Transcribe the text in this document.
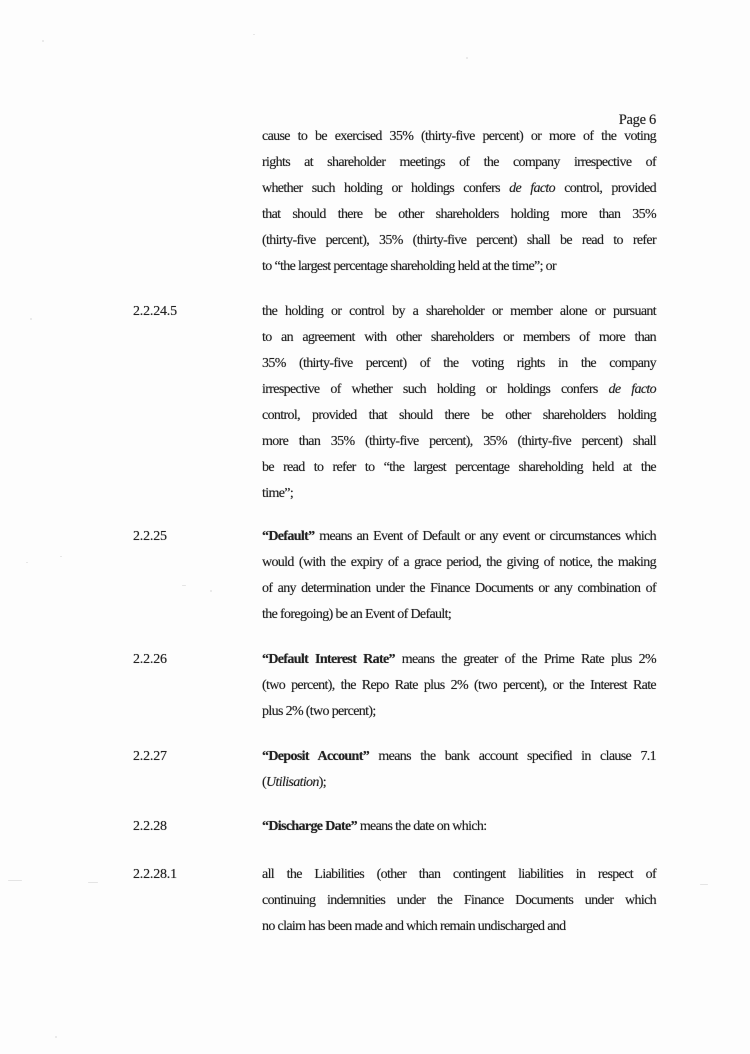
Page 6
cause to be exercised 35% (thirty-five percent) or more of the voting
rights at shareholder meetings of the company irrespective of
whether such holding or holdings confers de facto control, provided
that should there be other shareholders holding more than 35%
(thirty-five percent), 35% (thirty-five percent) shall be read to refer
to “the largest percentage shareholding held at the time”; or
2.2.24.5	the holding or control by a shareholder or member alone or pursuant
to an agreement with other shareholders or members of more than
35% (thirty-five percent) of the voting rights in the company
irrespective of whether such holding or holdings confers de facto
control, provided that should there be other shareholders holding
more than 35% (thirty-five percent), 35% (thirty-five percent) shall
be read to refer to “the largest percentage shareholding held at the
time”;
2.2.25	“Default” means an Event of Default or any event or circumstances which
would (with the expiry of a grace period, the giving of notice, the making
of any determination under the Finance Documents or any combination of
the foregoing) be an Event of Default;
2.2.26	“Default Interest Rate” means the greater of the Prime Rate plus 2%
(two percent), the Repo Rate plus 2% (two percent), or the Interest Rate
plus 2% (two percent);
2.2.27	“Deposit Account” means the bank account specified in clause 7.1
(Utilisation);
2.2.28	“Discharge Date” means the date on which:
2.2.28.1	all the Liabilities (other than contingent liabilities in respect of
continuing indemnities under the Finance Documents under which
no claim has been made and which remain undischarged and
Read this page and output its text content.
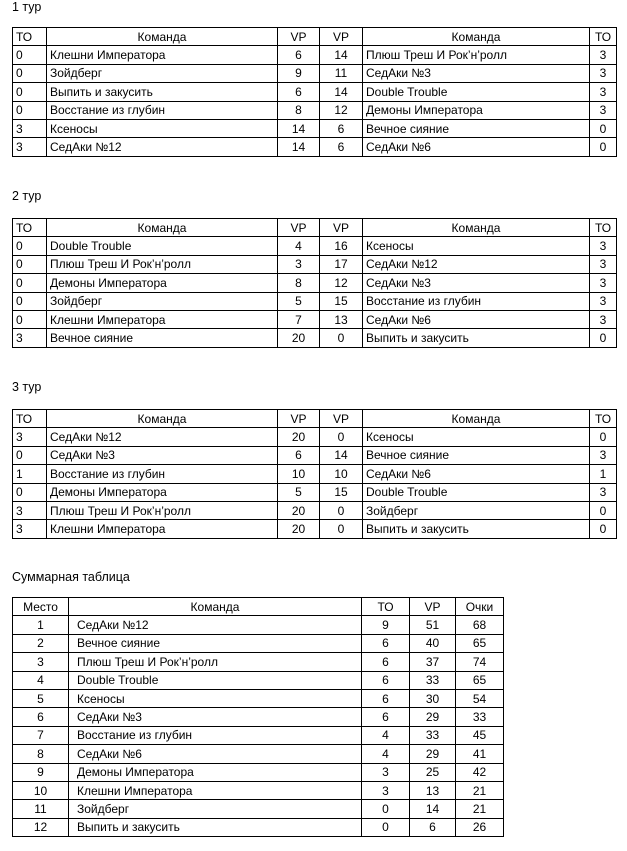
1 тур
ТО	Команда	VP	VP	Команда	ТО
0	Клешни Императора	6	14	Плюш Треш И Рок’н’ролл	3
0	Зойдберг	9	11	СедАки №3	3
0	Выпить и закусить	6	14	Double Trouble	3
0	Восстание из глубин	8	12	Демоны Императора	3
3	Ксеносы	14	6	Вечное сияние	0
3	СедАки №12	14	6	СедАки №6	0
2 тур
ТО	Команда	VP	VP	Команда	ТО
0	Double Trouble	4	16	Ксеносы	3
0	Плюш Треш И Рок’н’ролл	3	17	СедАки №12	3
0	Демоны Императора	8	12	СедАки №3	3
0	Зойдберг	5	15	Восстание из глубин	3
0	Клешни Императора	7	13	СедАки №6	3
3	Вечное сияние	20	0	Выпить и закусить	0
3 тур
ТО	Команда	VP	VP	Команда	ТО
3	СедАки №12	20	0	Ксеносы	0
0	СедАки №3	6	14	Вечное сияние	3
1	Восстание из глубин	10	10	СедАки №6	1
0	Демоны Императора	5	15	Double Trouble	3
3	Плюш Треш И Рок’н’ролл	20	0	Зойдберг	0
3	Клешни Императора	20	0	Выпить и закусить	0
Суммарная таблица
Место	Команда	ТО	VP	Очки
1	СедАки №12	9	51	68
2	Вечное сияние	6	40	65
3	Плюш Треш И Рок’н’ролл	6	37	74
4	Double Trouble	6	33	65
5	Ксеносы	6	30	54
6	СедАки №3	6	29	33
7	Восстание из глубин	4	33	45
8	СедАки №6	4	29	41
9	Демоны Императора	3	25	42
10	Клешни Императора	3	13	21
11	Зойдберг	0	14	21
12	Выпить и закусить	0	6	26
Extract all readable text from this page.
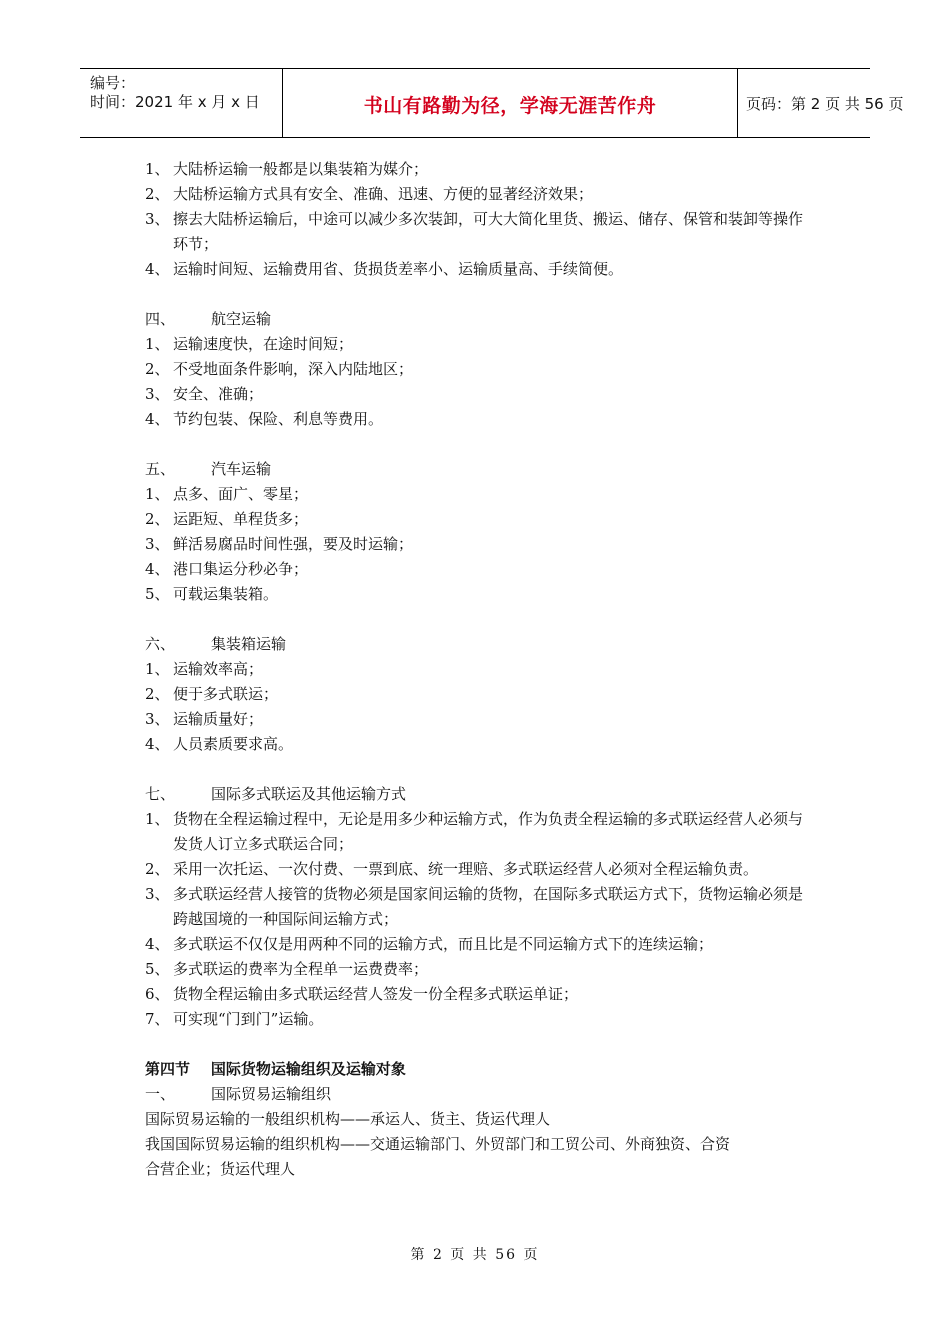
编号：
时间：2021 年 x 月 x 日	书山有路勤为径，学海无涯苦作舟	页码：第 2 页 共 56 页
1、 大陆桥运输一般都是以集装箱为媒介；
2、 大陆桥运输方式具有安全、准确、迅速、方便的显著经济效果；
3、 擦去大陆桥运输后，中途可以减少多次装卸，可大大简化里货、搬运、储存、保管和装卸等操作环节；
4、 运输时间短、运输费用省、货损货差率小、运输质量高、手续简便。
四、 航空运输
1、 运输速度快，在途时间短；
2、 不受地面条件影响，深入内陆地区；
3、 安全、准确；
4、 节约包装、保险、利息等费用。
五、 汽车运输
1、 点多、面广、零星；
2、 运距短、单程货多；
3、 鲜活易腐品时间性强，要及时运输；
4、 港口集运分秒必争；
5、 可载运集装箱。
六、 集装箱运输
1、 运输效率高；
2、 便于多式联运；
3、 运输质量好；
4、 人员素质要求高。
七、 国际多式联运及其他运输方式
1、 货物在全程运输过程中，无论是用多少种运输方式，作为负责全程运输的多式联运经营人必须与发货人订立多式联运合同；
2、 采用一次托运、一次付费、一票到底、统一理赔、多式联运经营人必须对全程运输负责。
3、 多式联运经营人接管的货物必须是国家间运输的货物，在国际多式联运方式下，货物运输必须是跨越国境的一种国际间运输方式；
4、 多式联运不仅仅是用两种不同的运输方式，而且比是不同运输方式下的连续运输；
5、 多式联运的费率为全程单一运费费率；
6、 货物全程运输由多式联运经营人签发一份全程多式联运单证；
7、 可实现“门到门”运输。
第四节    国际货物运输组织及运输对象
一、 国际贸易运输组织
国际贸易运输的一般组织机构——承运人、货主、货运代理人
我国国际贸易运输的组织机构——交通运输部门、外贸部门和工贸公司、外商独资、合资
合营企业；货运代理人
第 2 页 共 56 页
###
### Work to be completed:
Reproduce all entries exactly. Pictures do not belong in the copy.

### Expected answer:
Transcribe the text in this document.
Page 6
cause to be exercised 35% (thirty-five percent) or more of the voting
rights at shareholder meetings of the company irrespective of
whether such holding or holdings confers de facto control, provided
that should there be other shareholders holding more than 35%
(thirty-five percent), 35% (thirty-five percent) shall be read to refer
to “the largest percentage shareholding held at the time”; or
2.2.24.5	the holding or control by a shareholder or member alone or pursuant
to an agreement with other shareholders or members of more than
35% (thirty-five percent) of the voting rights in the company
irrespective of whether such holding or holdings confers de facto
control, provided that should there be other shareholders holding
more than 35% (thirty-five percent), 35% (thirty-five percent) shall
be read to refer to “the largest percentage shareholding held at the
time”;
2.2.25	“Default” means an Event of Default or any event or circumstances which
would (with the expiry of a grace period, the giving of notice, the making
of any determination under the Finance Documents or any combination of
the foregoing) be an Event of Default;
2.2.26	“Default Interest Rate” means the greater of the Prime Rate plus 2%
(two percent), the Repo Rate plus 2% (two percent), or the Interest Rate
plus 2% (two percent);
2.2.27	“Deposit Account” means the bank account specified in clause 7.1
(Utilisation);
2.2.28	“Discharge Date” means the date on which:
2.2.28.1	all the Liabilities (other than contingent liabilities in respect of
continuing indemnities under the Finance Documents under which
no claim has been made and which remain undischarged and
Read this page and output its text content.
1 тур
ТО	Команда	VP	VP	Команда	ТО
0	Клешни Императора	6	14	Плюш Треш И Рок’н’ролл	3
0	Зойдберг	9	11	СедАки №3	3
0	Выпить и закусить	6	14	Double Trouble	3
0	Восстание из глубин	8	12	Демоны Императора	3
3	Ксеносы	14	6	Вечное сияние	0
3	СедАки №12	14	6	СедАки №6	0
2 тур
ТО	Команда	VP	VP	Команда	ТО
0	Double Trouble	4	16	Ксеносы	3
0	Плюш Треш И Рок’н’ролл	3	17	СедАки №12	3
0	Демоны Императора	8	12	СедАки №3	3
0	Зойдберг	5	15	Восстание из глубин	3
0	Клешни Императора	7	13	СедАки №6	3
3	Вечное сияние	20	0	Выпить и закусить	0
3 тур
ТО	Команда	VP	VP	Команда	ТО
3	СедАки №12	20	0	Ксеносы	0
0	СедАки №3	6	14	Вечное сияние	3
1	Восстание из глубин	10	10	СедАки №6	1
0	Демоны Императора	5	15	Double Trouble	3
3	Плюш Треш И Рок’н’ролл	20	0	Зойдберг	0
3	Клешни Императора	20	0	Выпить и закусить	0
Суммарная таблица
Место	Команда	ТО	VP	Очки
1	СедАки №12	9	51	68
2	Вечное сияние	6	40	65
3	Плюш Треш И Рок’н’ролл	6	37	74
4	Double Trouble	6	33	65
5	Ксеносы	6	30	54
6	СедАки №3	6	29	33
7	Восстание из глубин	4	33	45
8	СедАки №6	4	29	41
9	Демоны Императора	3	25	42
10	Клешни Императора	3	13	21
11	Зойдберг	0	14	21
12	Выпить и закусить	0	6	26
Extract all readable text from this page.
编号：
时间：2021 年 x 月 x 日	书山有路勤为径，学海无涯苦作舟	页码：第 2 页 共 56 页
1、 大陆桥运输一般都是以集装箱为媒介；
2、 大陆桥运输方式具有安全、准确、迅速、方便的显著经济效果；
3、 擦去大陆桥运输后，中途可以减少多次装卸，可大大简化里货、搬运、储存、保管和装卸等操作环节；
4、 运输时间短、运输费用省、货损货差率小、运输质量高、手续简便。
四、 航空运输
1、 运输速度快，在途时间短；
2、 不受地面条件影响，深入内陆地区；
3、 安全、准确；
4、 节约包装、保险、利息等费用。
五、 汽车运输
1、 点多、面广、零星；
2、 运距短、单程货多；
3、 鲜活易腐品时间性强，要及时运输；
4、 港口集运分秒必争；
5、 可载运集装箱。
六、 集装箱运输
1、 运输效率高；
2、 便于多式联运；
3、 运输质量好；
4、 人员素质要求高。
七、 国际多式联运及其他运输方式
1、 货物在全程运输过程中，无论是用多少种运输方式，作为负责全程运输的多式联运经营人必须与发货人订立多式联运合同；
2、 采用一次托运、一次付费、一票到底、统一理赔、多式联运经营人必须对全程运输负责。
3、 多式联运经营人接管的货物必须是国家间运输的货物，在国际多式联运方式下，货物运输必须是跨越国境的一种国际间运输方式；
4、 多式联运不仅仅是用两种不同的运输方式，而且比是不同运输方式下的连续运输；
5、 多式联运的费率为全程单一运费费率；
6、 货物全程运输由多式联运经营人签发一份全程多式联运单证；
7、 可实现“门到门”运输。
第四节    国际货物运输组织及运输对象
一、 国际贸易运输组织
国际贸易运输的一般组织机构——承运人、货主、货运代理人
我国国际贸易运输的组织机构——交通运输部门、外贸部门和工贸公司、外商独资、合资
合营企业；货运代理人
第 2 页 共 56 页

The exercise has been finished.